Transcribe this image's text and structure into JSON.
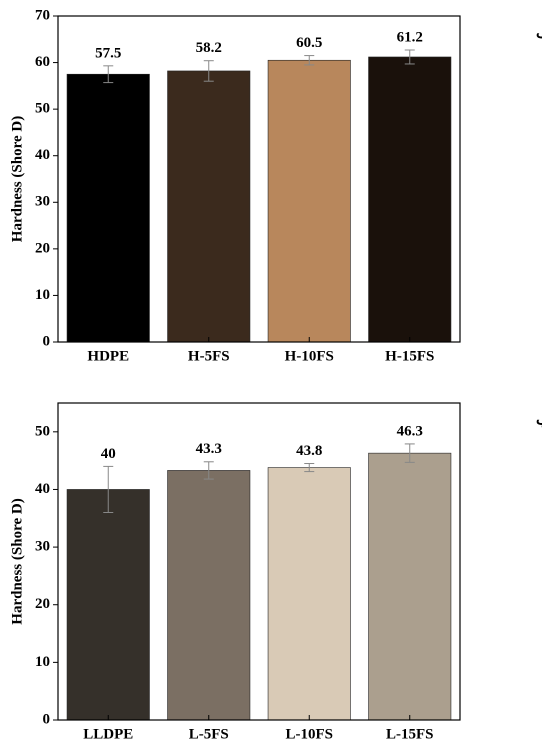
{
  "chart_data": [
    {
      "type": "bar",
      "panel_label": "(a–الف",
      "ylabel": "Hardness (Shore D)",
      "categories": [
        "HDPE",
        "H-5FS",
        "H-10FS",
        "H-15FS"
      ],
      "values": [
        57.5,
        58.2,
        60.5,
        61.2
      ],
      "errors": [
        1.8,
        2.2,
        1.0,
        1.5
      ],
      "colors": [
        "#000000",
        "#3b2a1d",
        "#b8875c",
        "#1a110b"
      ],
      "ylim": [
        0,
        70
      ],
      "yticks": [
        0,
        10,
        20,
        30,
        40,
        50,
        60,
        70
      ]
    },
    {
      "type": "bar",
      "panel_label": "(b–ب",
      "ylabel": "Hardness (Shore D)",
      "categories": [
        "LLDPE",
        "L-5FS",
        "L-10FS",
        "L-15FS"
      ],
      "values": [
        40,
        43.3,
        43.8,
        46.3
      ],
      "errors": [
        4.0,
        1.5,
        0.7,
        1.6
      ],
      "colors": [
        "#35302a",
        "#7b6f63",
        "#d9cab6",
        "#ab9f8e"
      ],
      "ylim": [
        0,
        55
      ],
      "yticks": [
        0,
        10,
        20,
        30,
        40,
        50
      ]
    }
  ]
}
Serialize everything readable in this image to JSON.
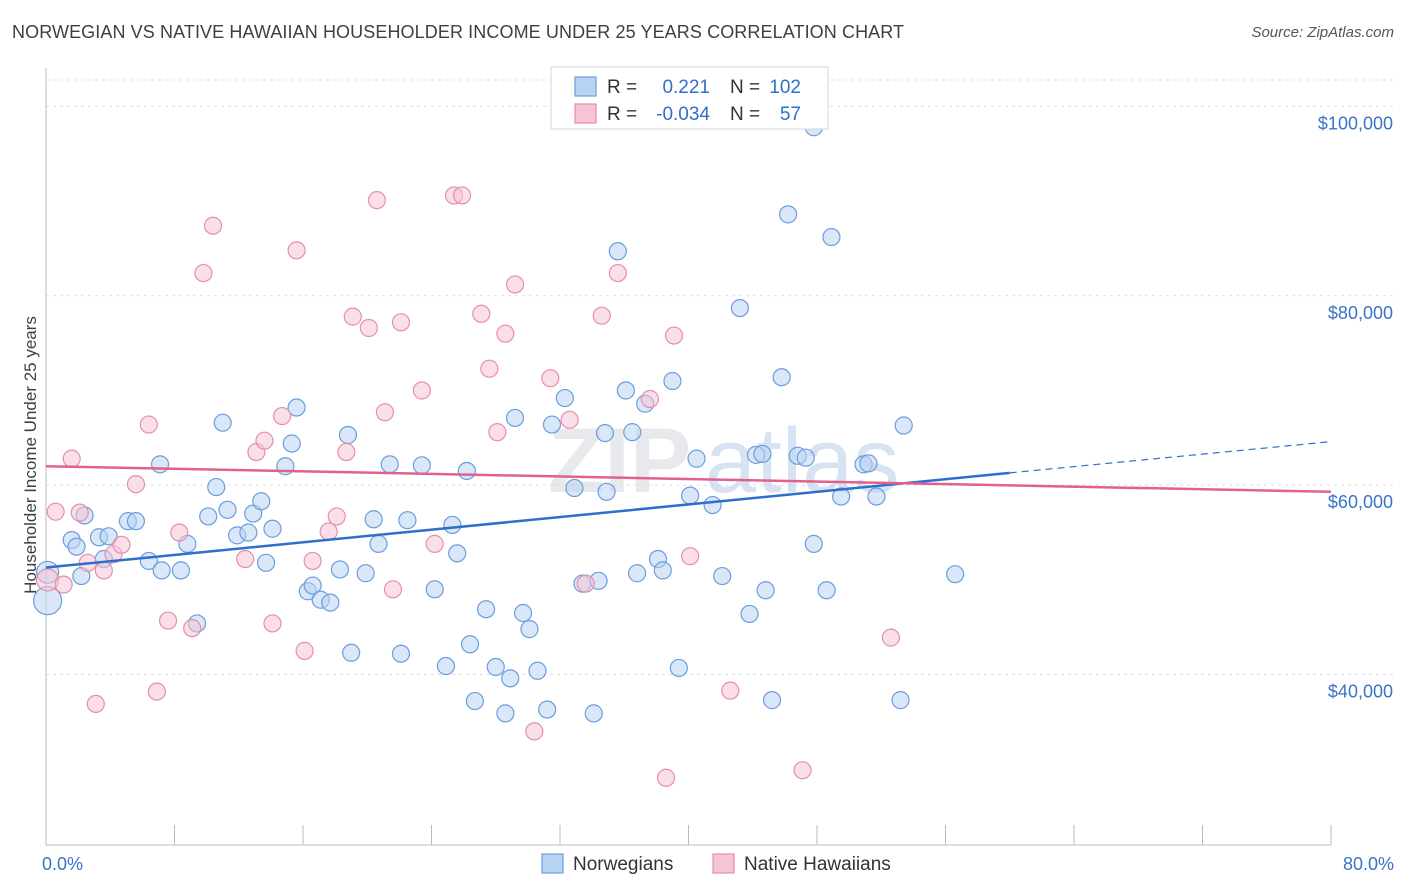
{
  "title": "NORWEGIAN VS NATIVE HAWAIIAN HOUSEHOLDER INCOME UNDER 25 YEARS CORRELATION CHART",
  "source": "Source: ZipAtlas.com",
  "watermark": {
    "part1": "ZIP",
    "part2": "atlas"
  },
  "colors": {
    "norwegians_fill": "#b9d4f3",
    "norwegians_stroke": "#6a9edc",
    "norwegians_line": "#2f6fcc",
    "hawaiians_fill": "#f6c5d5",
    "hawaiians_stroke": "#e58fab",
    "hawaiians_line": "#e0628c",
    "axis_text": "#3a73c8"
  },
  "legend": {
    "r_label": "R =",
    "n_label": "N =",
    "rows": [
      {
        "r": "0.221",
        "n": "102"
      },
      {
        "r": "-0.034",
        "n": "57"
      }
    ]
  },
  "chart_data": {
    "type": "scatter",
    "xlabel": "",
    "ylabel": "Householder Income Under 25 years",
    "x_tick_labels": [
      "0.0%",
      "80.0%"
    ],
    "y_tick_labels": [
      "$40,000",
      "$60,000",
      "$80,000",
      "$100,000"
    ],
    "y_ticks": [
      40000,
      60000,
      80000,
      100000
    ],
    "xlim": [
      0,
      80
    ],
    "ylim": [
      22000,
      103000
    ],
    "legend_position": "bottom",
    "series": [
      {
        "name": "Norwegians",
        "r": 0.221,
        "n": 102,
        "trend": {
          "x0": 0,
          "y0": 51300,
          "x1": 60,
          "y1": 61300,
          "dash_to_x": 80,
          "dash_to_y": 64600
        },
        "points": [
          [
            0.1,
            50.8,
            2
          ],
          [
            0.1,
            47.8,
            3
          ],
          [
            1.6,
            54.2,
            1
          ],
          [
            1.9,
            53.5,
            1
          ],
          [
            2.2,
            50.4,
            1
          ],
          [
            2.4,
            56.8,
            1
          ],
          [
            3.3,
            54.5,
            1
          ],
          [
            3.6,
            52.2,
            1
          ],
          [
            3.9,
            54.6,
            1
          ],
          [
            5.1,
            56.2,
            1
          ],
          [
            5.6,
            56.2,
            1
          ],
          [
            6.4,
            52.0,
            1
          ],
          [
            7.1,
            62.2,
            1
          ],
          [
            7.2,
            51.0,
            1
          ],
          [
            8.4,
            51.0,
            1
          ],
          [
            8.8,
            53.8,
            1
          ],
          [
            9.4,
            45.4,
            1
          ],
          [
            10.1,
            56.7,
            1
          ],
          [
            10.6,
            59.8,
            1
          ],
          [
            11.0,
            66.6,
            1
          ],
          [
            11.3,
            57.4,
            1
          ],
          [
            11.9,
            54.7,
            1
          ],
          [
            12.6,
            55.0,
            1
          ],
          [
            12.9,
            57.0,
            1
          ],
          [
            13.4,
            58.3,
            1
          ],
          [
            13.7,
            51.8,
            1
          ],
          [
            14.1,
            55.4,
            1
          ],
          [
            14.9,
            62.0,
            1
          ],
          [
            15.3,
            64.4,
            1
          ],
          [
            15.6,
            68.2,
            1
          ],
          [
            16.3,
            48.8,
            1
          ],
          [
            16.6,
            49.4,
            1
          ],
          [
            17.1,
            47.9,
            1
          ],
          [
            17.7,
            47.6,
            1
          ],
          [
            18.3,
            51.1,
            1
          ],
          [
            18.8,
            65.3,
            1
          ],
          [
            19.0,
            42.3,
            1
          ],
          [
            19.9,
            50.7,
            1
          ],
          [
            20.4,
            56.4,
            1
          ],
          [
            20.7,
            53.8,
            1
          ],
          [
            21.4,
            62.2,
            1
          ],
          [
            22.1,
            42.2,
            1
          ],
          [
            22.5,
            56.3,
            1
          ],
          [
            23.4,
            62.1,
            1
          ],
          [
            24.2,
            49.0,
            1
          ],
          [
            24.9,
            40.9,
            1
          ],
          [
            25.3,
            55.8,
            1
          ],
          [
            25.6,
            52.8,
            1
          ],
          [
            26.4,
            43.2,
            1
          ],
          [
            26.7,
            37.2,
            1
          ],
          [
            27.4,
            46.9,
            1
          ],
          [
            28.0,
            40.8,
            1
          ],
          [
            28.6,
            35.9,
            1
          ],
          [
            28.9,
            39.6,
            1
          ],
          [
            29.2,
            67.1,
            1
          ],
          [
            29.7,
            46.5,
            1
          ],
          [
            30.1,
            44.8,
            1
          ],
          [
            30.6,
            40.4,
            1
          ],
          [
            31.2,
            36.3,
            1
          ],
          [
            31.5,
            66.4,
            1
          ],
          [
            32.3,
            69.2,
            1
          ],
          [
            32.9,
            59.7,
            1
          ],
          [
            33.4,
            49.6,
            1
          ],
          [
            34.1,
            35.9,
            1
          ],
          [
            34.4,
            49.9,
            1
          ],
          [
            34.8,
            65.5,
            1
          ],
          [
            34.9,
            59.3,
            1
          ],
          [
            35.6,
            84.7,
            1
          ],
          [
            36.1,
            70.0,
            1
          ],
          [
            36.5,
            65.6,
            1
          ],
          [
            36.8,
            50.7,
            1
          ],
          [
            37.3,
            68.6,
            1
          ],
          [
            38.1,
            52.2,
            1
          ],
          [
            38.4,
            51.0,
            1
          ],
          [
            39.0,
            71.0,
            1
          ],
          [
            39.4,
            40.7,
            1
          ],
          [
            40.1,
            58.9,
            1
          ],
          [
            40.5,
            62.8,
            1
          ],
          [
            41.5,
            57.9,
            1
          ],
          [
            42.1,
            50.4,
            1
          ],
          [
            43.2,
            78.7,
            1
          ],
          [
            43.8,
            46.4,
            1
          ],
          [
            44.2,
            63.2,
            1
          ],
          [
            44.6,
            63.3,
            1
          ],
          [
            44.8,
            48.9,
            1
          ],
          [
            45.2,
            37.3,
            1
          ],
          [
            45.8,
            71.4,
            1
          ],
          [
            46.2,
            88.6,
            1
          ],
          [
            46.8,
            63.1,
            1
          ],
          [
            47.3,
            62.9,
            1
          ],
          [
            47.8,
            53.8,
            1
          ],
          [
            48.6,
            48.9,
            1
          ],
          [
            48.9,
            86.2,
            1
          ],
          [
            49.5,
            58.8,
            1
          ],
          [
            50.9,
            62.2,
            1
          ],
          [
            51.2,
            62.3,
            1
          ],
          [
            51.7,
            58.8,
            1
          ],
          [
            53.2,
            37.3,
            1
          ],
          [
            53.4,
            66.3,
            1
          ],
          [
            56.6,
            50.6,
            1
          ],
          [
            47.8,
            97.8,
            1
          ],
          [
            26.2,
            61.5,
            1
          ]
        ]
      },
      {
        "name": "Native Hawaiians",
        "r": -0.034,
        "n": 57,
        "trend": {
          "x0": 0,
          "y0": 62000,
          "x1": 80,
          "y1": 59300
        },
        "points": [
          [
            0.1,
            50.0,
            2
          ],
          [
            0.6,
            57.2,
            1
          ],
          [
            1.1,
            49.5,
            1
          ],
          [
            1.6,
            62.8,
            1
          ],
          [
            2.1,
            57.1,
            1
          ],
          [
            2.6,
            51.8,
            1
          ],
          [
            3.1,
            36.9,
            1
          ],
          [
            3.6,
            51.0,
            1
          ],
          [
            4.2,
            52.7,
            1
          ],
          [
            4.7,
            53.7,
            1
          ],
          [
            5.6,
            60.1,
            1
          ],
          [
            6.4,
            66.4,
            1
          ],
          [
            6.9,
            38.2,
            1
          ],
          [
            7.6,
            45.7,
            1
          ],
          [
            8.3,
            55.0,
            1
          ],
          [
            9.1,
            44.9,
            1
          ],
          [
            9.8,
            82.4,
            1
          ],
          [
            10.4,
            87.4,
            1
          ],
          [
            12.4,
            52.2,
            1
          ],
          [
            13.1,
            63.5,
            1
          ],
          [
            13.6,
            64.7,
            1
          ],
          [
            14.1,
            45.4,
            1
          ],
          [
            14.7,
            67.3,
            1
          ],
          [
            15.6,
            84.8,
            1
          ],
          [
            16.1,
            42.5,
            1
          ],
          [
            16.6,
            52.0,
            1
          ],
          [
            17.6,
            55.1,
            1
          ],
          [
            18.1,
            56.7,
            1
          ],
          [
            18.7,
            63.5,
            1
          ],
          [
            19.1,
            77.8,
            1
          ],
          [
            20.1,
            76.6,
            1
          ],
          [
            20.6,
            90.1,
            1
          ],
          [
            21.1,
            67.7,
            1
          ],
          [
            21.6,
            49.0,
            1
          ],
          [
            22.1,
            77.2,
            1
          ],
          [
            23.4,
            70.0,
            1
          ],
          [
            24.2,
            53.8,
            1
          ],
          [
            25.4,
            90.6,
            1
          ],
          [
            25.9,
            90.6,
            1
          ],
          [
            27.1,
            78.1,
            1
          ],
          [
            27.6,
            72.3,
            1
          ],
          [
            28.1,
            65.6,
            1
          ],
          [
            28.6,
            76.0,
            1
          ],
          [
            29.2,
            81.2,
            1
          ],
          [
            30.4,
            34.0,
            1
          ],
          [
            31.4,
            71.3,
            1
          ],
          [
            32.6,
            66.9,
            1
          ],
          [
            33.6,
            49.6,
            1
          ],
          [
            34.6,
            77.9,
            1
          ],
          [
            35.6,
            82.4,
            1
          ],
          [
            37.6,
            69.1,
            1
          ],
          [
            38.6,
            29.1,
            1
          ],
          [
            39.1,
            75.8,
            1
          ],
          [
            40.1,
            52.5,
            1
          ],
          [
            42.6,
            38.3,
            1
          ],
          [
            47.1,
            29.9,
            1
          ],
          [
            52.6,
            43.9,
            1
          ]
        ]
      }
    ],
    "notes_units": "x in percent, y in thousands of dollars"
  },
  "bottom_legend": [
    "Norwegians",
    "Native Hawaiians"
  ]
}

------------------------------------------------------------------------

Gather all lines of the records that include the word "name".

Response to this task:
        "name": "Norwegians",
        "name": "Native Hawaiians",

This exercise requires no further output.